-- Begin Provided data --

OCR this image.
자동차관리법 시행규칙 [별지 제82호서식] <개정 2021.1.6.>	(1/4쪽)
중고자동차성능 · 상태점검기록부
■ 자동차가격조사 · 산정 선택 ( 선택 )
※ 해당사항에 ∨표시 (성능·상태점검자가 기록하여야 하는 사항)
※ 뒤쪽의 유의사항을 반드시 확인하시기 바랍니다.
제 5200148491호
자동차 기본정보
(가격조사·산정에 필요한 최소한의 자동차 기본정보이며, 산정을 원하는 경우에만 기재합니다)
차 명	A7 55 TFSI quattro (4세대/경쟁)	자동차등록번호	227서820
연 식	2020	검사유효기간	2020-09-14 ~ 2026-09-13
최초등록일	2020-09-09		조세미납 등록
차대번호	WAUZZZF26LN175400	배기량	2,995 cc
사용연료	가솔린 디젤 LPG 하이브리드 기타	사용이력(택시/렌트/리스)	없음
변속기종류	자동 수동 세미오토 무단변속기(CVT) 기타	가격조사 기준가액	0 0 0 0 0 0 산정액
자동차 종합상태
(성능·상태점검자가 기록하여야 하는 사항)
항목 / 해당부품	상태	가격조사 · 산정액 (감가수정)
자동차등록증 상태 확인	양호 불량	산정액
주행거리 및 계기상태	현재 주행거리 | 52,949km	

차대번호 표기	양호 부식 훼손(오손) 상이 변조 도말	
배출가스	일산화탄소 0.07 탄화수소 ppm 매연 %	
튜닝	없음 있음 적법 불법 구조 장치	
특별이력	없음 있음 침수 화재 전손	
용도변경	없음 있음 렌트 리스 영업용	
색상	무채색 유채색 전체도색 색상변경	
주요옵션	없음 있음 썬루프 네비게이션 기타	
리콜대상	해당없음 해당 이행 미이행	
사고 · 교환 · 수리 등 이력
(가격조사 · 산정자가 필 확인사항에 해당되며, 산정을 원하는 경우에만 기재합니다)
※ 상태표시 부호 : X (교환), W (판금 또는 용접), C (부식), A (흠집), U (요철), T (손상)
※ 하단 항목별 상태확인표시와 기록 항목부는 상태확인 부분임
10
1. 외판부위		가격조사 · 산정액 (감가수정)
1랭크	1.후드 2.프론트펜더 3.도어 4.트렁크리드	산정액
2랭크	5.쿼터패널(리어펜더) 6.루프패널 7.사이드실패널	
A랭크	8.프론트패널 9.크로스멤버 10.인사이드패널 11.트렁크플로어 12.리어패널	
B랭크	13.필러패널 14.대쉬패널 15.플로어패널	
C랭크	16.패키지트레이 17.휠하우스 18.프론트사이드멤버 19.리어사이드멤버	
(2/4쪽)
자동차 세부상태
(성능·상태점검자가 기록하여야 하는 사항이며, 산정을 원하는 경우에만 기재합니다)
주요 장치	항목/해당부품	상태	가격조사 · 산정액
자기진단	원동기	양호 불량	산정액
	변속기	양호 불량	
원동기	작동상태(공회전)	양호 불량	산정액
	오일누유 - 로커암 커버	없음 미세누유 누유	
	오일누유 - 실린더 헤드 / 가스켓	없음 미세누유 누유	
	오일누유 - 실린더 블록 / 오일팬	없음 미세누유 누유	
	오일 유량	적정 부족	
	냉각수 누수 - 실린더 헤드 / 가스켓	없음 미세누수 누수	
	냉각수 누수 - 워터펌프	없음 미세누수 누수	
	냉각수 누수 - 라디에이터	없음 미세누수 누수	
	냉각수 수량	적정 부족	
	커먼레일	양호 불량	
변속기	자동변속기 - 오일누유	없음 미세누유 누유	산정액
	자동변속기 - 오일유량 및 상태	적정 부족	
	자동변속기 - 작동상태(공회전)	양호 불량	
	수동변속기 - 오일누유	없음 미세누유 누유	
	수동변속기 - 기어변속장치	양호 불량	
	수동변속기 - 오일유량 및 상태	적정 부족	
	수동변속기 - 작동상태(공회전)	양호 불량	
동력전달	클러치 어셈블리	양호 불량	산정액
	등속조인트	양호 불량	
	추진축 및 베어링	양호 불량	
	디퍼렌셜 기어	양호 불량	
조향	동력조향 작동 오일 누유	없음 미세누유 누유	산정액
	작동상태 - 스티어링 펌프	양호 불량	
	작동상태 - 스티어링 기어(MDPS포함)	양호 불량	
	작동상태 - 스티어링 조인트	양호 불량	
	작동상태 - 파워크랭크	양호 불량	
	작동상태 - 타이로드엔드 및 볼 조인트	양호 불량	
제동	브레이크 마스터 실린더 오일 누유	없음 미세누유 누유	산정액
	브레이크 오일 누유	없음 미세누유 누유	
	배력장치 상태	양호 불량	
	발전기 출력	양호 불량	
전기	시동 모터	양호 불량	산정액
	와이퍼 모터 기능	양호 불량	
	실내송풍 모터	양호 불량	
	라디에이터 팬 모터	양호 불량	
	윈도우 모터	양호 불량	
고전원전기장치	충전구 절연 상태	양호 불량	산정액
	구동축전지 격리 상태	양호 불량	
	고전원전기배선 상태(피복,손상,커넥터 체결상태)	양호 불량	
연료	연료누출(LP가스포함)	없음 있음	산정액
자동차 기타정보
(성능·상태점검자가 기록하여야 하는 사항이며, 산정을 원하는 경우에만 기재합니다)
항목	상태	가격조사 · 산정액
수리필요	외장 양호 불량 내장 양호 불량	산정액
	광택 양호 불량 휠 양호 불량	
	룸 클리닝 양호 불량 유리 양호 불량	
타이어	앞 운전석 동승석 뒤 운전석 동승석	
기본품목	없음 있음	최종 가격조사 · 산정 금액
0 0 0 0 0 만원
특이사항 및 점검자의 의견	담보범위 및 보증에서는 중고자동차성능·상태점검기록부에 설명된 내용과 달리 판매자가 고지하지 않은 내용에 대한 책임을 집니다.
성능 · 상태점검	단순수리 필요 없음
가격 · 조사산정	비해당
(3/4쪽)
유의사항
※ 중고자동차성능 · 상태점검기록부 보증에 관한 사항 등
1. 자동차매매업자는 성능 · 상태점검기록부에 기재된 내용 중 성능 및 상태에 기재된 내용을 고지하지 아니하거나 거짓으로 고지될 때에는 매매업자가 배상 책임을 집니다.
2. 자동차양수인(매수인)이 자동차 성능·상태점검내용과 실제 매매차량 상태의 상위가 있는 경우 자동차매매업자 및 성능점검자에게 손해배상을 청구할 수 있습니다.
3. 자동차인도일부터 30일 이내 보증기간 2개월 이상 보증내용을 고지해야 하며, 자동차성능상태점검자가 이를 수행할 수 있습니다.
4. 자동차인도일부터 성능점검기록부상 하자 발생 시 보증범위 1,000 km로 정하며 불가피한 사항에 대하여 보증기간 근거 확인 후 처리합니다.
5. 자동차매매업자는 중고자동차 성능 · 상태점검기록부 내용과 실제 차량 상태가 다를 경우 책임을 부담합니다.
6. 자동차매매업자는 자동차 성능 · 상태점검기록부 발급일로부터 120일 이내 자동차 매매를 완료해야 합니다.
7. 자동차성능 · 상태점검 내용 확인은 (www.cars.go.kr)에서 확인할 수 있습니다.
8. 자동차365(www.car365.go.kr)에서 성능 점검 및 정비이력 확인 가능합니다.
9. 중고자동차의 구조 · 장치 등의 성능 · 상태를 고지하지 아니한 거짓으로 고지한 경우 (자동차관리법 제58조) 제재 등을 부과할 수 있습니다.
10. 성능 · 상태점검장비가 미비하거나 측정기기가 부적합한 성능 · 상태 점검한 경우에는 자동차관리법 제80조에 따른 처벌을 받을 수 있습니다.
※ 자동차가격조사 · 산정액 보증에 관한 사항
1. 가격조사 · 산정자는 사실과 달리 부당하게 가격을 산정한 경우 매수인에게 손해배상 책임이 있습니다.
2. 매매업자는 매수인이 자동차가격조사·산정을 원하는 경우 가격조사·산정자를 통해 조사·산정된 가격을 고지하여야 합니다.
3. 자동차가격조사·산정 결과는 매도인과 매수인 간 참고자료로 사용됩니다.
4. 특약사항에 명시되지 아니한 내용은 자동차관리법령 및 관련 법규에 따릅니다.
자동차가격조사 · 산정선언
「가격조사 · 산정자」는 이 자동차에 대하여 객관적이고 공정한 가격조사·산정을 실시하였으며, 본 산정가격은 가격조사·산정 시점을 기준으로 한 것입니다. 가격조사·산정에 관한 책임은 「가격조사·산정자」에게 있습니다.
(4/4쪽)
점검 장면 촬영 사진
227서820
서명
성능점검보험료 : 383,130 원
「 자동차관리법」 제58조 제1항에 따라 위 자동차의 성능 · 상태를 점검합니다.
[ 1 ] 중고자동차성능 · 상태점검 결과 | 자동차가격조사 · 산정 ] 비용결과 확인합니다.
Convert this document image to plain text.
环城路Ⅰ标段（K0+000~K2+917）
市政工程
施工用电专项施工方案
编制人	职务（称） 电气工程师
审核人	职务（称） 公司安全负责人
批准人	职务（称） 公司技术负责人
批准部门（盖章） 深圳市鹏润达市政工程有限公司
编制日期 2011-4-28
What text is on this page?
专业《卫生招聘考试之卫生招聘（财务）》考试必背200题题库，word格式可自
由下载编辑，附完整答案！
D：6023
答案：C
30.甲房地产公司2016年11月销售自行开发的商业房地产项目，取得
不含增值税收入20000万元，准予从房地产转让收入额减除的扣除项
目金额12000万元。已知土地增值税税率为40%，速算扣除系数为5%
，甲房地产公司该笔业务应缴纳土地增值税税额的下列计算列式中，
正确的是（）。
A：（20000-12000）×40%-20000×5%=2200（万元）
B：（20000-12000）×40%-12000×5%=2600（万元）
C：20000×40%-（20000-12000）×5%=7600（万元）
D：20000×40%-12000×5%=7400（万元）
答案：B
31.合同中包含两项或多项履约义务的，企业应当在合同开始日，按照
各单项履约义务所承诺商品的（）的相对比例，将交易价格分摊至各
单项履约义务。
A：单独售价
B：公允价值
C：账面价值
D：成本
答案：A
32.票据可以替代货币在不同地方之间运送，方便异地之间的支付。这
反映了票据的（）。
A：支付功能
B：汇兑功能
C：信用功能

-- End Provided data --

> Stated exercise: Output exactly the lines between the one containing "Convert this document image to plain text." and the final line above, both inclusive.

> Answer to the task:
Convert this document image to plain text.
环城路Ⅰ标段（K0+000~K2+917）
市政工程
施工用电专项施工方案
编制人	职务（称） 电气工程师
审核人	职务（称） 公司安全负责人
批准人	职务（称） 公司技术负责人
批准部门（盖章） 深圳市鹏润达市政工程有限公司
编制日期 2011-4-28
What text is on this page?
专业《卫生招聘考试之卫生招聘（财务）》考试必背200题题库，word格式可自
由下载编辑，附完整答案！
D：6023
答案：C
30.甲房地产公司2016年11月销售自行开发的商业房地产项目，取得
不含增值税收入20000万元，准予从房地产转让收入额减除的扣除项
目金额12000万元。已知土地增值税税率为40%，速算扣除系数为5%
，甲房地产公司该笔业务应缴纳土地增值税税额的下列计算列式中，
正确的是（）。
A：（20000-12000）×40%-20000×5%=2200（万元）
B：（20000-12000）×40%-12000×5%=2600（万元）
C：20000×40%-（20000-12000）×5%=7600（万元）
D：20000×40%-12000×5%=7400（万元）
答案：B
31.合同中包含两项或多项履约义务的，企业应当在合同开始日，按照
各单项履约义务所承诺商品的（）的相对比例，将交易价格分摊至各
单项履约义务。
A：单独售价
B：公允价值
C：账面价值
D：成本
答案：A
32.票据可以替代货币在不同地方之间运送，方便异地之间的支付。这
反映了票据的（）。
A：支付功能
B：汇兑功能
C：信用功能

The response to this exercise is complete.